Begin
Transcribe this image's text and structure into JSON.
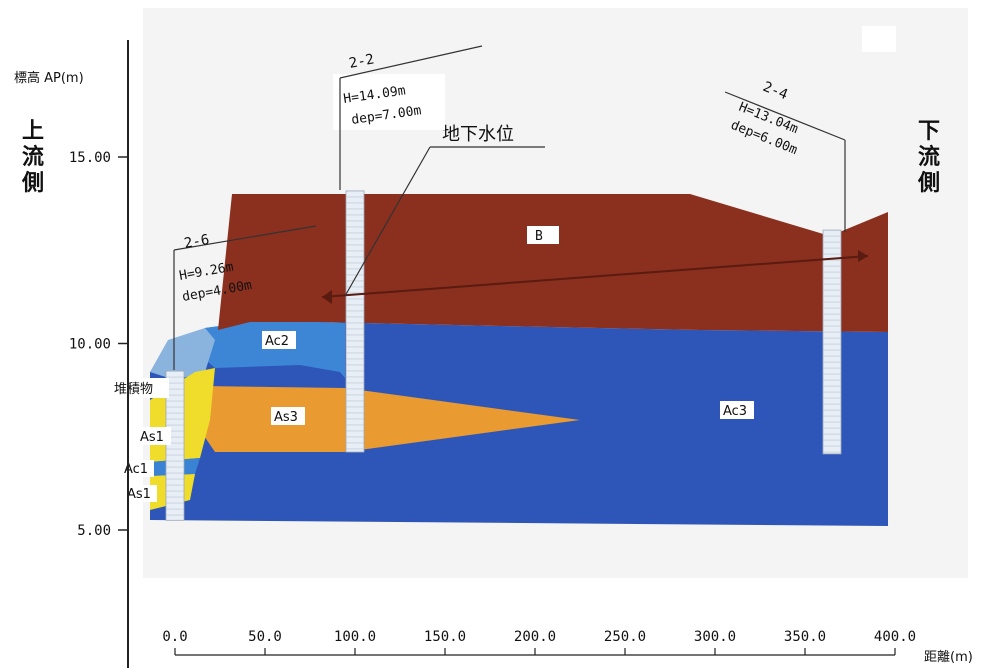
{
  "y_axis": {
    "label": "標高 AP(m)",
    "ticks": [
      {
        "value": 15.0,
        "label": "15.00"
      },
      {
        "value": 10.0,
        "label": "10.00"
      },
      {
        "value": 5.0,
        "label": "5.00"
      }
    ]
  },
  "x_axis": {
    "label": "距離(m)",
    "ticks": [
      {
        "value": 0,
        "label": "0.0"
      },
      {
        "value": 50,
        "label": "50.0"
      },
      {
        "value": 100,
        "label": "100.0"
      },
      {
        "value": 150,
        "label": "150.0"
      },
      {
        "value": 200,
        "label": "200.0"
      },
      {
        "value": 250,
        "label": "250.0"
      },
      {
        "value": 300,
        "label": "300.0"
      },
      {
        "value": 350,
        "label": "350.0"
      },
      {
        "value": 400,
        "label": "400.0"
      }
    ]
  },
  "upstream_label": "上流側",
  "downstream_label": "下流側",
  "groundwater_label": "地下水位",
  "layers": [
    {
      "name": "B",
      "color": "#8b2f1e"
    },
    {
      "name": "Ac2",
      "color": "#3a82d4"
    },
    {
      "name": "As3",
      "color": "#e99a30"
    },
    {
      "name": "Ac3",
      "color": "#2d56b8"
    },
    {
      "name": "堆積物",
      "color": "#8ab4dd"
    },
    {
      "name": "As1",
      "color": "#f0dc2a"
    },
    {
      "name": "Ac1",
      "color": "#3a82d4"
    },
    {
      "name": "As1",
      "color": "#f0dc2a"
    }
  ],
  "boreholes": [
    {
      "id": "2-6",
      "height": "H=9.26m",
      "depth": "dep=4.00m",
      "distance": 0,
      "top": 9.26,
      "bottom": 5.26
    },
    {
      "id": "2-2",
      "height": "H=14.09m",
      "depth": "dep=7.00m",
      "distance": 100,
      "top": 14.09,
      "bottom": 7.09
    },
    {
      "id": "2-4",
      "height": "H=13.04m",
      "depth": "dep=6.00m",
      "distance": 365,
      "top": 13.04,
      "bottom": 7.04
    }
  ]
}
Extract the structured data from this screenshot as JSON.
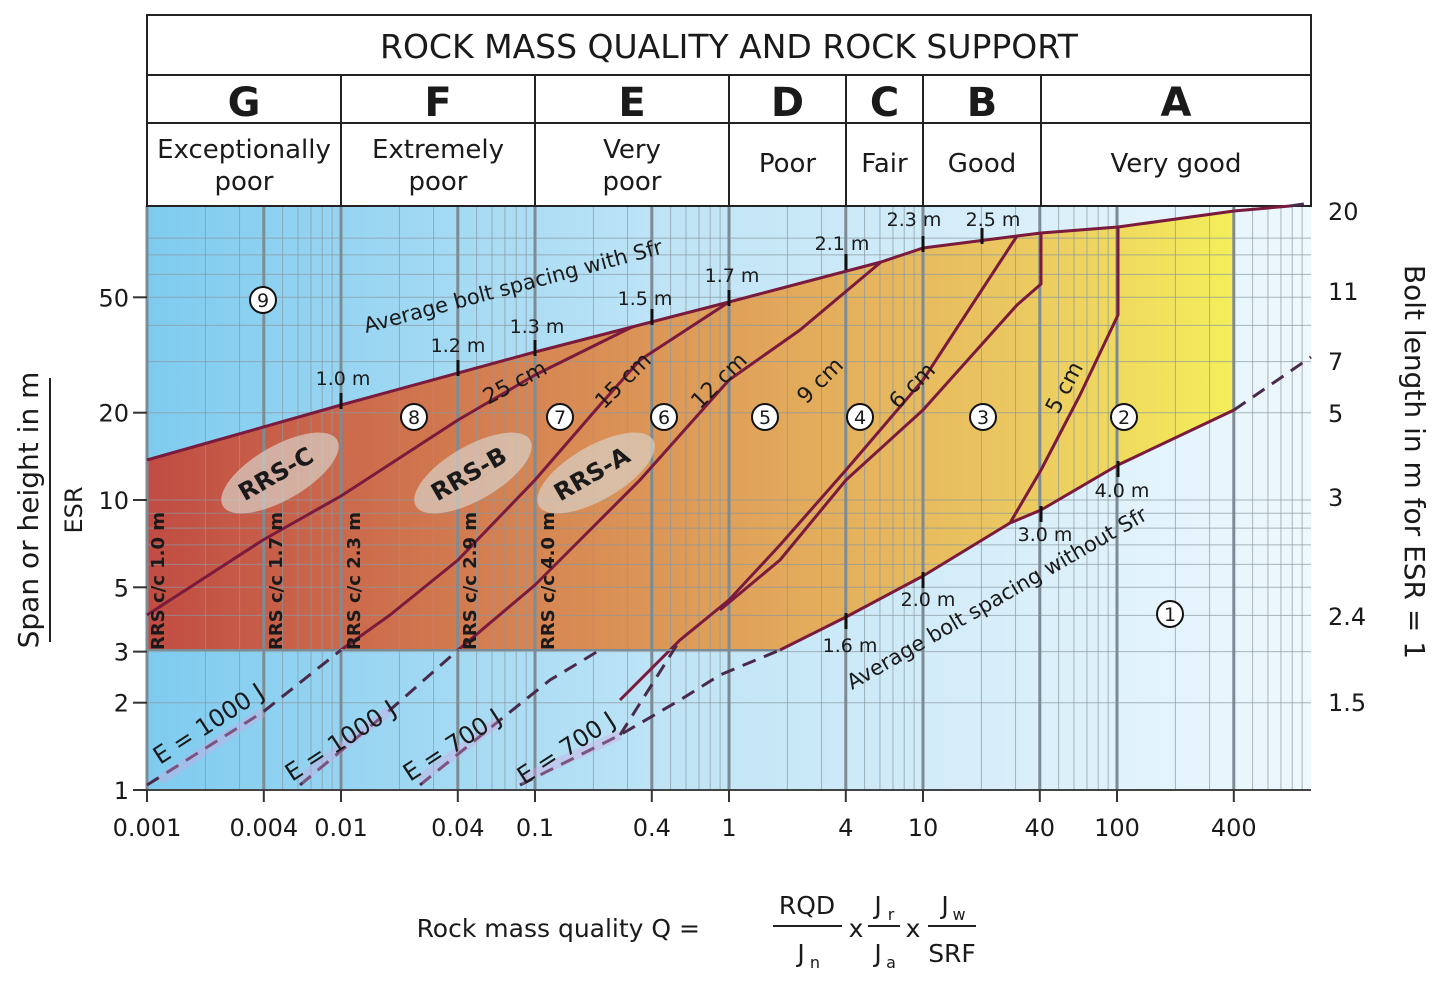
{
  "title": "ROCK MASS QUALITY AND ROCK SUPPORT",
  "classes": [
    {
      "letter": "G",
      "desc": [
        "Exceptionally",
        "poor"
      ]
    },
    {
      "letter": "F",
      "desc": [
        "Extremely",
        "poor"
      ]
    },
    {
      "letter": "E",
      "desc": [
        "Very",
        "poor"
      ]
    },
    {
      "letter": "D",
      "desc": [
        "Poor"
      ]
    },
    {
      "letter": "C",
      "desc": [
        "Fair"
      ]
    },
    {
      "letter": "B",
      "desc": [
        "Good"
      ]
    },
    {
      "letter": "A",
      "desc": [
        "Very good"
      ]
    }
  ],
  "x_ticks": [
    "0.001",
    "0.004",
    "0.01",
    "0.04",
    "0.1",
    "0.4",
    "1",
    "4",
    "10",
    "40",
    "100",
    "400"
  ],
  "y_ticks": [
    "1",
    "2",
    "3",
    "5",
    "10",
    "20",
    "50"
  ],
  "bolt_ticks": [
    "20",
    "11",
    "7",
    "5",
    "3",
    "2.4",
    "1.5"
  ],
  "y_axis_label": [
    "Span or height in m",
    "ESR"
  ],
  "right_axis_label": "Bolt length in m for ESR = 1",
  "x_axis_label": {
    "prefix": "Rock mass quality  Q =",
    "f1_num": "RQD",
    "f1_den": "J",
    "f1_den_sub": "n",
    "times": "x",
    "f2_num": "J",
    "f2_num_sub": "r",
    "f2_den": "J",
    "f2_den_sub": "a",
    "f3_num": "J",
    "f3_num_sub": "w",
    "f3_den": "SRF"
  },
  "curve_labels": {
    "with_sfr": "Average bolt spacing with Sfr",
    "without_sfr": "Average bolt spacing without Sfr"
  },
  "spacing_upper": [
    "1.0 m",
    "1.2 m",
    "1.3 m",
    "1.5 m",
    "1.7 m",
    "2.1 m",
    "2.3 m",
    "2.5 m"
  ],
  "spacing_lower": [
    "1.6 m",
    "2.0 m",
    "3.0 m",
    "4.0 m"
  ],
  "thickness": [
    "25 cm",
    "15 cm",
    "12 cm",
    "9 cm",
    "6 cm",
    "5 cm"
  ],
  "zones": [
    "1",
    "2",
    "3",
    "4",
    "5",
    "6",
    "7",
    "8",
    "9"
  ],
  "rrs_types": [
    "RRS-C",
    "RRS-B",
    "RRS-A"
  ],
  "rrs_spacing": [
    "RRS  c/c 1.0 m",
    "RRS  c/c 1.7 m",
    "RRS  c/c 2.3 m",
    "RRS  c/c 2.9 m",
    "RRS  c/c 4.0 m"
  ],
  "energy": [
    "E = 1000 J",
    "E = 1000 J",
    "E = 700 J",
    "E = 700 J"
  ],
  "colors": {
    "curve": "#7a1a3c",
    "grid": "#7d8b94",
    "blue_light": "#e8f4fb",
    "blue_dark": "#7ecbef",
    "fill_red": "#c8543e",
    "fill_orange": "#e09a50",
    "fill_yellow": "#f3ea52"
  }
}
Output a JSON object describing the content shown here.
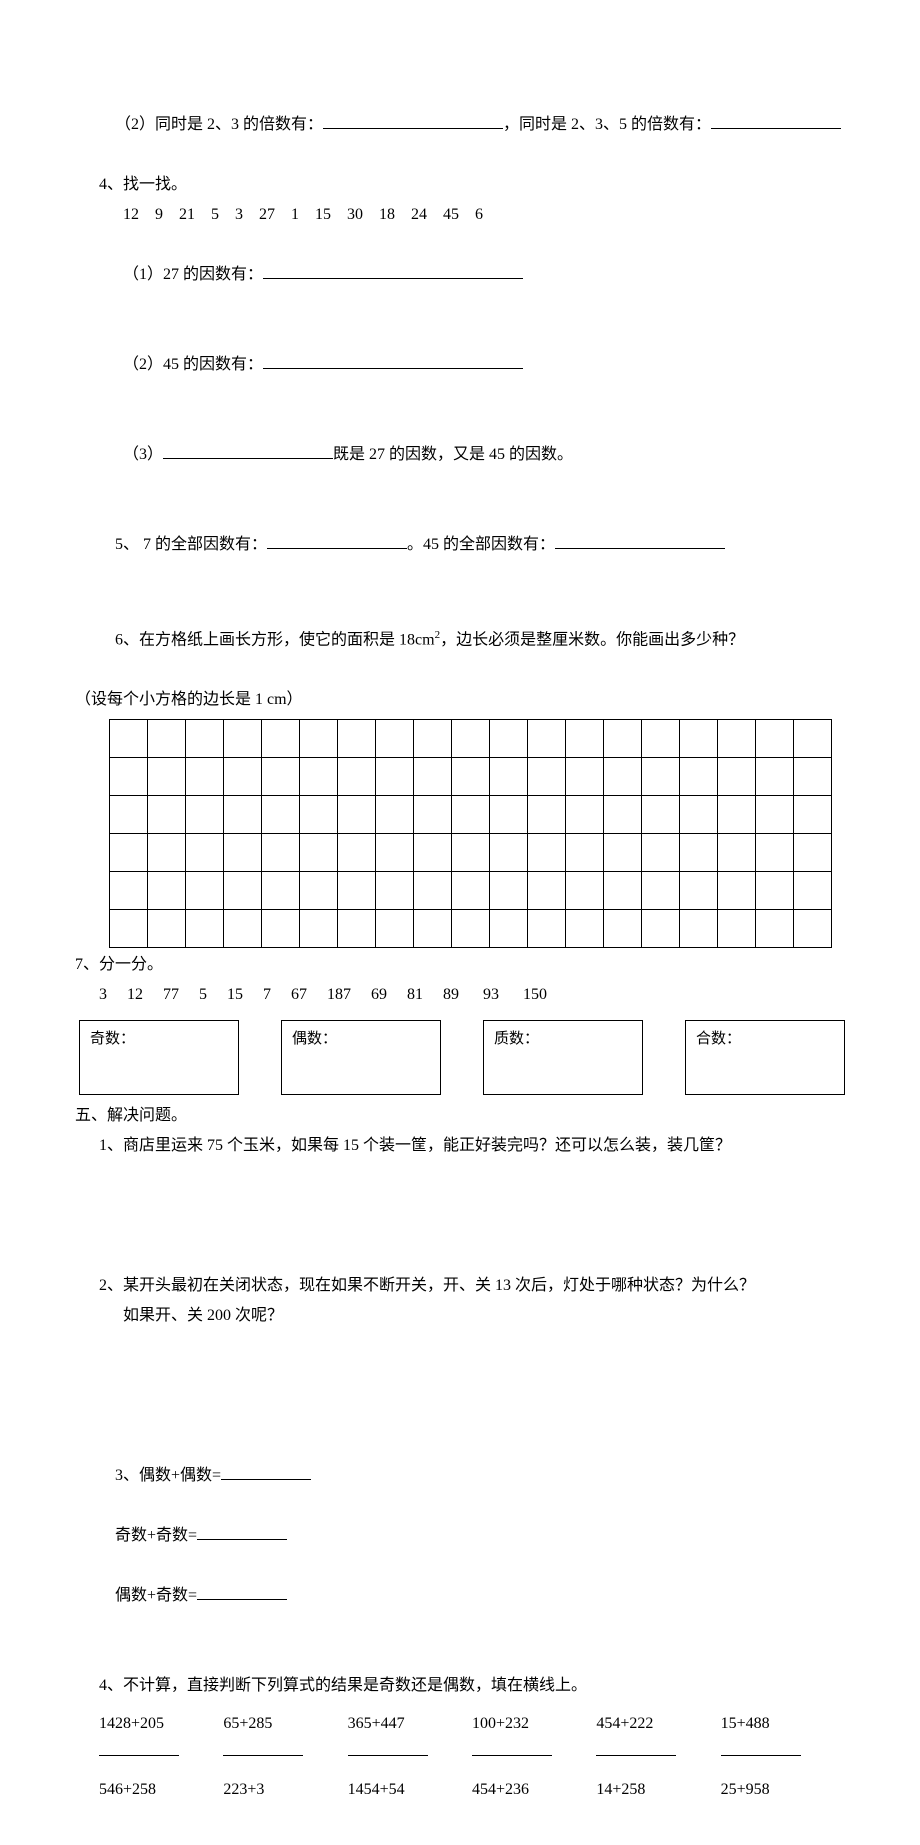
{
  "q_sub2": {
    "prefix": "（2）同时是 2、3 的倍数有：",
    "mid": "，同时是 2、3、5 的倍数有："
  },
  "q4": {
    "title": "4、找一找。",
    "numbers": "12    9    21    5    3    27    1    15    30    18    24    45    6",
    "sub1": "（1）27 的因数有：",
    "sub2": "（2）45 的因数有：",
    "sub3a": "（3）",
    "sub3b": "既是 27 的因数，又是 45 的因数。"
  },
  "q5": {
    "a": "5、 7 的全部因数有：",
    "b": "。45 的全部因数有："
  },
  "q6": {
    "line1a": "6、在方格纸上画长方形，使它的面积是 18cm",
    "line1sup": "2",
    "line1b": "，边长必须是整厘米数。你能画出多少种？",
    "line2": "（设每个小方格的边长是 1 cm）",
    "grid": {
      "rows": 6,
      "cols": 19
    }
  },
  "q7": {
    "title": "7、分一分。",
    "numbers": "3     12     77     5     15     7     67     187     69     81     89      93      150",
    "boxes": [
      "奇数：",
      "偶数：",
      "质数：",
      "合数："
    ]
  },
  "section5": {
    "title": "五、解决问题。",
    "q1": "1、商店里运来 75 个玉米，如果每 15 个装一筐，能正好装完吗？还可以怎么装，装几筐？",
    "q2a": "2、某开头最初在关闭状态，现在如果不断开关，开、关 13 次后，灯处于哪种状态？为什么？",
    "q2b": "如果开、关 200 次呢？",
    "q3": {
      "a": "3、偶数+偶数=",
      "b": "奇数+奇数=",
      "c": "偶数+奇数="
    },
    "q4": {
      "title": "4、不计算，直接判断下列算式的结果是奇数还是偶数，填在横线上。",
      "row1": [
        "1428+205",
        "65+285",
        "365+447",
        "100+232",
        "454+222",
        "15+488"
      ],
      "row2": [
        "546+258",
        "223+3",
        "1454+54",
        "454+236",
        "14+258",
        "25+958"
      ]
    }
  }
}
End
Set down the lines of the records above exactly, apart from the pictures.

### Solution to the exercise
Transcribe this image's text and structure into JSON.
{
  "y_axis": {
    "label": "標高 AP(m)",
    "ticks": [
      {
        "value": 15.0,
        "label": "15.00"
      },
      {
        "value": 10.0,
        "label": "10.00"
      },
      {
        "value": 5.0,
        "label": "5.00"
      }
    ]
  },
  "x_axis": {
    "label": "距離(m)",
    "ticks": [
      {
        "value": 0,
        "label": "0.0"
      },
      {
        "value": 50,
        "label": "50.0"
      },
      {
        "value": 100,
        "label": "100.0"
      },
      {
        "value": 150,
        "label": "150.0"
      },
      {
        "value": 200,
        "label": "200.0"
      },
      {
        "value": 250,
        "label": "250.0"
      },
      {
        "value": 300,
        "label": "300.0"
      },
      {
        "value": 350,
        "label": "350.0"
      },
      {
        "value": 400,
        "label": "400.0"
      }
    ]
  },
  "upstream_label": "上流側",
  "downstream_label": "下流側",
  "groundwater_label": "地下水位",
  "layers": [
    {
      "name": "B",
      "color": "#8b2f1e"
    },
    {
      "name": "Ac2",
      "color": "#3a82d4"
    },
    {
      "name": "As3",
      "color": "#e99a30"
    },
    {
      "name": "Ac3",
      "color": "#2d56b8"
    },
    {
      "name": "堆積物",
      "color": "#8ab4dd"
    },
    {
      "name": "As1",
      "color": "#f0dc2a"
    },
    {
      "name": "Ac1",
      "color": "#3a82d4"
    },
    {
      "name": "As1",
      "color": "#f0dc2a"
    }
  ],
  "boreholes": [
    {
      "id": "2-6",
      "height": "H=9.26m",
      "depth": "dep=4.00m",
      "distance": 0,
      "top": 9.26,
      "bottom": 5.26
    },
    {
      "id": "2-2",
      "height": "H=14.09m",
      "depth": "dep=7.00m",
      "distance": 100,
      "top": 14.09,
      "bottom": 7.09
    },
    {
      "id": "2-4",
      "height": "H=13.04m",
      "depth": "dep=6.00m",
      "distance": 365,
      "top": 13.04,
      "bottom": 7.04
    }
  ]
}
Extract the structured data from this screenshot as JSON.
{
  "title": "ROCK MASS QUALITY AND ROCK SUPPORT",
  "classes": [
    {
      "letter": "G",
      "desc": [
        "Exceptionally",
        "poor"
      ]
    },
    {
      "letter": "F",
      "desc": [
        "Extremely",
        "poor"
      ]
    },
    {
      "letter": "E",
      "desc": [
        "Very",
        "poor"
      ]
    },
    {
      "letter": "D",
      "desc": [
        "Poor"
      ]
    },
    {
      "letter": "C",
      "desc": [
        "Fair"
      ]
    },
    {
      "letter": "B",
      "desc": [
        "Good"
      ]
    },
    {
      "letter": "A",
      "desc": [
        "Very good"
      ]
    }
  ],
  "x_ticks": [
    "0.001",
    "0.004",
    "0.01",
    "0.04",
    "0.1",
    "0.4",
    "1",
    "4",
    "10",
    "40",
    "100",
    "400"
  ],
  "y_ticks": [
    "1",
    "2",
    "3",
    "5",
    "10",
    "20",
    "50"
  ],
  "bolt_ticks": [
    "20",
    "11",
    "7",
    "5",
    "3",
    "2.4",
    "1.5"
  ],
  "y_axis_label": [
    "Span or height in m",
    "ESR"
  ],
  "right_axis_label": "Bolt length in m for ESR = 1",
  "x_axis_label": {
    "prefix": "Rock mass quality  Q =",
    "f1_num": "RQD",
    "f1_den": "J",
    "f1_den_sub": "n",
    "times": "x",
    "f2_num": "J",
    "f2_num_sub": "r",
    "f2_den": "J",
    "f2_den_sub": "a",
    "f3_num": "J",
    "f3_num_sub": "w",
    "f3_den": "SRF"
  },
  "curve_labels": {
    "with_sfr": "Average bolt spacing with Sfr",
    "without_sfr": "Average bolt spacing without Sfr"
  },
  "spacing_upper": [
    "1.0 m",
    "1.2 m",
    "1.3 m",
    "1.5 m",
    "1.7 m",
    "2.1 m",
    "2.3 m",
    "2.5 m"
  ],
  "spacing_lower": [
    "1.6 m",
    "2.0 m",
    "3.0 m",
    "4.0 m"
  ],
  "thickness": [
    "25 cm",
    "15 cm",
    "12 cm",
    "9 cm",
    "6 cm",
    "5 cm"
  ],
  "zones": [
    "1",
    "2",
    "3",
    "4",
    "5",
    "6",
    "7",
    "8",
    "9"
  ],
  "rrs_types": [
    "RRS-C",
    "RRS-B",
    "RRS-A"
  ],
  "rrs_spacing": [
    "RRS  c/c 1.0 m",
    "RRS  c/c 1.7 m",
    "RRS  c/c 2.3 m",
    "RRS  c/c 2.9 m",
    "RRS  c/c 4.0 m"
  ],
  "energy": [
    "E = 1000 J",
    "E = 1000 J",
    "E = 700 J",
    "E = 700 J"
  ],
  "colors": {
    "curve": "#7a1a3c",
    "grid": "#7d8b94",
    "blue_light": "#e8f4fb",
    "blue_dark": "#7ecbef",
    "fill_red": "#c8543e",
    "fill_orange": "#e09a50",
    "fill_yellow": "#f3ea52"
  }
}
Output a JSON object describing the content shown here.
{
  "q_sub2": {
    "prefix": "（2）同时是 2、3 的倍数有：",
    "mid": "，同时是 2、3、5 的倍数有："
  },
  "q4": {
    "title": "4、找一找。",
    "numbers": "12    9    21    5    3    27    1    15    30    18    24    45    6",
    "sub1": "（1）27 的因数有：",
    "sub2": "（2）45 的因数有：",
    "sub3a": "（3）",
    "sub3b": "既是 27 的因数，又是 45 的因数。"
  },
  "q5": {
    "a": "5、 7 的全部因数有：",
    "b": "。45 的全部因数有："
  },
  "q6": {
    "line1a": "6、在方格纸上画长方形，使它的面积是 18cm",
    "line1sup": "2",
    "line1b": "，边长必须是整厘米数。你能画出多少种？",
    "line2": "（设每个小方格的边长是 1 cm）",
    "grid": {
      "rows": 6,
      "cols": 19
    }
  },
  "q7": {
    "title": "7、分一分。",
    "numbers": "3     12     77     5     15     7     67     187     69     81     89      93      150",
    "boxes": [
      "奇数：",
      "偶数：",
      "质数：",
      "合数："
    ]
  },
  "section5": {
    "title": "五、解决问题。",
    "q1": "1、商店里运来 75 个玉米，如果每 15 个装一筐，能正好装完吗？还可以怎么装，装几筐？",
    "q2a": "2、某开头最初在关闭状态，现在如果不断开关，开、关 13 次后，灯处于哪种状态？为什么？",
    "q2b": "如果开、关 200 次呢？",
    "q3": {
      "a": "3、偶数+偶数=",
      "b": "奇数+奇数=",
      "c": "偶数+奇数="
    },
    "q4": {
      "title": "4、不计算，直接判断下列算式的结果是奇数还是偶数，填在横线上。",
      "row1": [
        "1428+205",
        "65+285",
        "365+447",
        "100+232",
        "454+222",
        "15+488"
      ],
      "row2": [
        "546+258",
        "223+3",
        "1454+54",
        "454+236",
        "14+258",
        "25+958"
      ]
    }
  }
}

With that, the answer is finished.